# Supplied text:
▶

Would that fly and be reasonable? @Felix, Christian.


P.
Re: [PATCH 2/6] amd/amdkfd: Ignore return code of dma_fence_signal()
Posted by Christian König 4 days, 12 hours ago
On 11/27/25 10:48, Philipp Stanner wrote:
> On Wed, 2025-11-26 at 16:24 -0500, Kuehling, Felix wrote:
>>
>> On 2025-11-26 08:19, Philipp Stanner wrote:
>>> The return code of dma_fence_signal() is not really useful as there is
>>> nothing reasonable to do if a fence was already signaled. That return
>>> code shall be removed from the kernel.
>>>
>>> Ignore dma_fence_signal()'s return code.
>>
>> I think this is not correct. Looking at the comment in 
>> evict_process_worker, we use the return value to decide a race 
>> conditions where multiple threads are trying to signal the eviction 
>> fence. Only one of them should schedule the restore work. And the other 
>> ones need to increment the reference count to keep evictions balanced.
> 
> Thank you for pointing that out. Seems then amdkfd is the only user who
> actually relies on the feature. See below
> 
>>
>> Regards,
>>    Felix
>>
>>
>>>
>>> Suggested-by: Christian König <christian.koenig@amd.com>
>>> Signed-off-by: Philipp Stanner <phasta@kernel.org>
>>> ---
>>>   drivers/gpu/drm/amd/amdkfd/kfd_process.c | 5 ++---
>>>   1 file changed, 2 insertions(+), 3 deletions(-)
>>>
>>> diff --git a/drivers/gpu/drm/amd/amdkfd/kfd_process.c b/drivers/gpu/drm/amd/amdkfd/kfd_process.c
>>> index ddfe30c13e9d..950fafa4b3c3 100644
>>> --- a/drivers/gpu/drm/amd/amdkfd/kfd_process.c
>>> +++ b/drivers/gpu/drm/amd/amdkfd/kfd_process.c
>>> @@ -1986,7 +1986,6 @@ kfd_process_gpuid_from_node(struct kfd_process *p, struct kfd_node *node,
>>>   static int signal_eviction_fence(struct kfd_process *p)
>>>   {
>>>   	struct dma_fence *ef;
>>> -	int ret;
>>>   
>>>   	rcu_read_lock();
>>>   	ef = dma_fence_get_rcu_safe(&p->ef);
>>> @@ -1994,10 +1993,10 @@ static int signal_eviction_fence(struct kfd_process *p)

◀

# Given data:
▶

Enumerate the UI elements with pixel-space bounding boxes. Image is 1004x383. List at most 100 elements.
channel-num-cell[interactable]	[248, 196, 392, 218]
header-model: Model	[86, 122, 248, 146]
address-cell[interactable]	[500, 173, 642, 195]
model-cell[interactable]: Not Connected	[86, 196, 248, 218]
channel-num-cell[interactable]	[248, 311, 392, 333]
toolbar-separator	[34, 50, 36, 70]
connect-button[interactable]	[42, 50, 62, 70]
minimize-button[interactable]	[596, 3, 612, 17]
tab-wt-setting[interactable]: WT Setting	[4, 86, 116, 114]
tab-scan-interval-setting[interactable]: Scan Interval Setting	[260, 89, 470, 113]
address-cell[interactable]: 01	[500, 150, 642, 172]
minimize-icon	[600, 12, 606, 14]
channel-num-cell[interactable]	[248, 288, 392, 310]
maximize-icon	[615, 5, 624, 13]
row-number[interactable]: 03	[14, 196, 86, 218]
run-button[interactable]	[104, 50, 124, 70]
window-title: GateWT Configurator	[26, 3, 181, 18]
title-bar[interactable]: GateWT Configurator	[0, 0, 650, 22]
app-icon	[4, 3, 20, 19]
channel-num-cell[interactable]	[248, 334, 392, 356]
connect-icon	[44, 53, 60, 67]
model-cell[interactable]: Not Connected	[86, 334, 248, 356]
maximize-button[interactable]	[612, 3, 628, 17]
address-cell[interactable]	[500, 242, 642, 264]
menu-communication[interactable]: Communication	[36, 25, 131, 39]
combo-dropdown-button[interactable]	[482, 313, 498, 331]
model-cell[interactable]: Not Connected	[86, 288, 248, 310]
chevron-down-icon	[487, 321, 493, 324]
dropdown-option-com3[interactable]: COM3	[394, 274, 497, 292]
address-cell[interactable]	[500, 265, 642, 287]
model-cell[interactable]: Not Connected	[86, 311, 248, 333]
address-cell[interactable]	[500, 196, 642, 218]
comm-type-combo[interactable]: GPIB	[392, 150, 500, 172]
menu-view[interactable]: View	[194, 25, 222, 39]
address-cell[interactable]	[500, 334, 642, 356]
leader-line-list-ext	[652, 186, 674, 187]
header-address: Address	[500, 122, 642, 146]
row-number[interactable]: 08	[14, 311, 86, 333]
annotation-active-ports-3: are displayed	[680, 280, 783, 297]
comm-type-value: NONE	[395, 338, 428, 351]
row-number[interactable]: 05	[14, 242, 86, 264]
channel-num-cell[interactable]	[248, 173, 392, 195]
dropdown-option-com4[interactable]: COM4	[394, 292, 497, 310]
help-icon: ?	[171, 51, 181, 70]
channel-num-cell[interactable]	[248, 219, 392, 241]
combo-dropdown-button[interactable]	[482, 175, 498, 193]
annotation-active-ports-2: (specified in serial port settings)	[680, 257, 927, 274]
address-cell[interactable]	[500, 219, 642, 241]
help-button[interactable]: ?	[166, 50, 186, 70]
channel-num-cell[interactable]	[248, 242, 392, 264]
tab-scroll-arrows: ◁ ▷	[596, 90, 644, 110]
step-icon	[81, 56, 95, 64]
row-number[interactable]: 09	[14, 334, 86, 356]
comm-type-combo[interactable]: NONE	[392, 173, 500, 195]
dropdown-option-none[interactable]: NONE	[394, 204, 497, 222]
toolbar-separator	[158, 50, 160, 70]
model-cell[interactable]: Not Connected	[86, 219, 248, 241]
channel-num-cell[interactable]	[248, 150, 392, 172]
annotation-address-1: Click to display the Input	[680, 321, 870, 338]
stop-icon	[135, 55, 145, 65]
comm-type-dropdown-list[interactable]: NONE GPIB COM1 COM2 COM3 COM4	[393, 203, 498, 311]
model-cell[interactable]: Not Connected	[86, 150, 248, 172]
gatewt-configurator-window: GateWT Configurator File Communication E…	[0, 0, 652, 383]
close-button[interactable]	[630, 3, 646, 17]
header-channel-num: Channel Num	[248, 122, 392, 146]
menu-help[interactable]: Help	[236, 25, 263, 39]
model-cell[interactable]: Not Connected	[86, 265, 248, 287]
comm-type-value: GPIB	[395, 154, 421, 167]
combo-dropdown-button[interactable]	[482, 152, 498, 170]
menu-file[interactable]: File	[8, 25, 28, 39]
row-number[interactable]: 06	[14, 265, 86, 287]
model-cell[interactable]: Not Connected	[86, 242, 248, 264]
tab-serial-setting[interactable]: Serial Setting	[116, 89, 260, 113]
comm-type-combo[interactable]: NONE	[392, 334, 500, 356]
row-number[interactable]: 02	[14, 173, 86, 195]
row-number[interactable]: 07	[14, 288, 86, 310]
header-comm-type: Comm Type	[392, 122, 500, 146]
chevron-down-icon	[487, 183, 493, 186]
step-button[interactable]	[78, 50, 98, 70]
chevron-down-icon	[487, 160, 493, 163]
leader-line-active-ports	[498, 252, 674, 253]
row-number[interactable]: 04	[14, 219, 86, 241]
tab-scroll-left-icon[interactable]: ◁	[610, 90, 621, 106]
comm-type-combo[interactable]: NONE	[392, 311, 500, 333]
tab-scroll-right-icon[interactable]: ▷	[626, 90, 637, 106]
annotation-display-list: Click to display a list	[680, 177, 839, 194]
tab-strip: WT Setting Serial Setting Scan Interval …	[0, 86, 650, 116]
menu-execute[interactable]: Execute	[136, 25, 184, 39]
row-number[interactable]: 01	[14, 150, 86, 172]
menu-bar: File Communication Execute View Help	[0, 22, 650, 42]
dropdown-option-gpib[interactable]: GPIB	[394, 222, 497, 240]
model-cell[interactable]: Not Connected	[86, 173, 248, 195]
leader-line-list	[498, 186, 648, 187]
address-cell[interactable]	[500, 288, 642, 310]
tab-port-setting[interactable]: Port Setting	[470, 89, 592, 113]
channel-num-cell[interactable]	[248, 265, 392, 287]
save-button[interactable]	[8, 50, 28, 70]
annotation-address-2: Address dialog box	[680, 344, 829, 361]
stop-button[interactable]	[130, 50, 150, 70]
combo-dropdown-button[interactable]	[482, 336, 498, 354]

◀

# Written task 1:
Please write out the part of the dma_fence_signal() patch discussion that opens with the words containing "Re: [PATCH 2/6]" and closes with "dma_fence_signal()'s return code.".
# Written task 2:
Continue the dma_fence_signal() patch discussion from the point where it stops.

# Final answer 1:
Re: [PATCH 2/6] amd/amdkfd: Ignore return code of dma_fence_signal()
Posted by Christian König 4 days, 12 hours ago
On 11/27/25 10:48, Philipp Stanner wrote:
> On Wed, 2025-11-26 at 16:24 -0500, Kuehling, Felix wrote:
>>
>> On 2025-11-26 08:19, Philipp Stanner wrote:
>>> The return code of dma_fence_signal() is not really useful as there is
>>> nothing reasonable to do if a fence was already signaled. That return
>>> code shall be removed from the kernel.
>>>
>>> Ignore dma_fence_signal()'s return code.

# Final answer 2:
>>>   	if (!ef)
>>>   		return -EINVAL;
>>>   
>>> -	ret = dma_fence_signal(ef);
>>> +	dma_fence_signal(ef);
> 
> The issue now is that dma_fence_signal()'s return code is actually non-
> racy, because check + bit-set are protected by lock.
> 
> Christian's new spinlock series would add a lock function for fences:
> https://lore.kernel.org/dri-devel/20251113145332.16805-5-christian.koenig@amd.com/
> 
> 
> So I suppose this should work:
> 
> dma_fence_lock_irqsave(ef, flags);
> if (dma_fence_test_signaled_flag(ef)) {
> 	dma_fence_unlock_irqrestore(ef, flags);
> 	return true;
> }
> dma_fence_signal_locked(ef);
> dma_fence_unlock_irqrestore(ef, flags);
> 
> return false;
> 
> 
> + some cosmetic adjustments for the boolean of course.
> 
> 
> Would that fly and be reasonable? @Felix, Christian.

I was just about to reply with the same idea when your mail arrived.

So yes looks totally reasonable to me.

Regards,
Christian.

> 
> 
> P.

Re: [PATCH 2/6] amd/amdkfd: Ignore return code of dma_fence_signal()
Posted by Kuehling, Felix 4 days, 7 hours ago
On 2025-11-27 04:55, Christian König wrote:
> On 11/27/25 10:48, Philipp Stanner wrote:
>> On Wed, 2025-11-26 at 16:24 -0500, Kuehling, Felix wrote:
>>> On 2025-11-26 08:19, Philipp Stanner wrote:
>>>> The return code of dma_fence_signal() is not really useful as there is
>>>> nothing reasonable to do if a fence was already signaled. That return
>>>> code shall be removed from the kernel.
>>>>
>>>> Ignore dma_fence_signal()'s return code.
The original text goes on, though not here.